**Written task:** Work through the data below and give the number of lines holding "Address", nothing more.
_ _ _ _
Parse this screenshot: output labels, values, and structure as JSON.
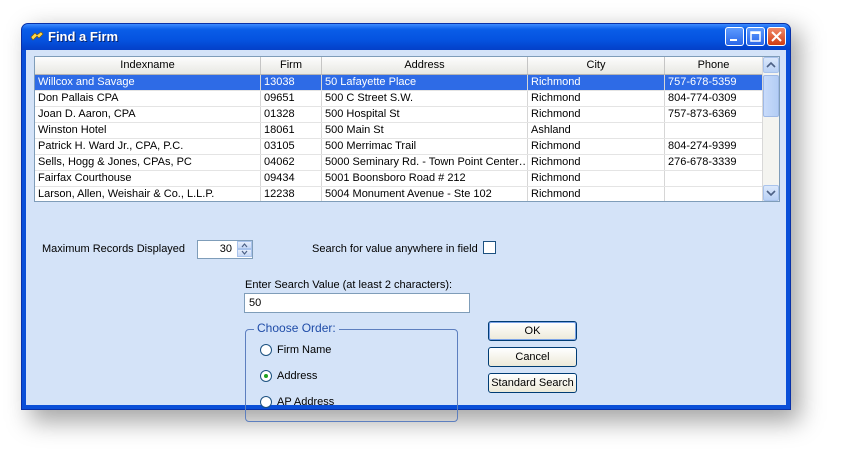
{
  "window": {
    "title": "Find a Firm"
  },
  "grid": {
    "columns": [
      "Indexname",
      "Firm",
      "Address",
      "City",
      "Phone"
    ],
    "rows": [
      [
        "Willcox and Savage",
        "13038",
        "50 Lafayette Place",
        "Richmond",
        "757-678-5359"
      ],
      [
        "Don Pallais CPA",
        "09651",
        "500 C Street S.W.",
        "Richmond",
        "804-774-0309"
      ],
      [
        "Joan D. Aaron, CPA",
        "01328",
        "500 Hospital St",
        "Richmond",
        "757-873-6369"
      ],
      [
        "Winston Hotel",
        "18061",
        "500 Main St",
        "Ashland",
        ""
      ],
      [
        "Patrick H. Ward Jr., CPA, P.C.",
        "03105",
        "500 Merrimac Trail",
        "Richmond",
        "804-274-9399"
      ],
      [
        "Sells, Hogg & Jones, CPAs, PC",
        "04062",
        "5000 Seminary Rd. - Town Point Center…",
        "Richmond",
        "276-678-3339"
      ],
      [
        "Fairfax Courthouse",
        "09434",
        "5001 Boonsboro Road # 212",
        "Richmond",
        ""
      ],
      [
        "Larson, Allen, Weishair & Co., L.L.P.",
        "12238",
        "5004 Monument Avenue - Ste 102",
        "Richmond",
        ""
      ]
    ],
    "selected_row": 0
  },
  "form": {
    "max_records_label": "Maximum Records Displayed",
    "max_records_value": "30",
    "search_anywhere_label": "Search for value anywhere in field",
    "search_anywhere_checked": false,
    "search_value_label": "Enter Search Value (at least 2 characters):",
    "search_value": "50"
  },
  "order": {
    "legend": "Choose Order:",
    "options": [
      "Firm Name",
      "Address",
      "AP Address"
    ],
    "selected": "Address"
  },
  "buttons": {
    "ok": "OK",
    "cancel": "Cancel",
    "standard_search": "Standard Search"
  },
  "colors": {
    "selection": "#2e6be6",
    "titlebar": "#0553e0",
    "client_bg": "#d4e3f8"
  }
}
_ _ _ _
**Answer for this exercise:** 4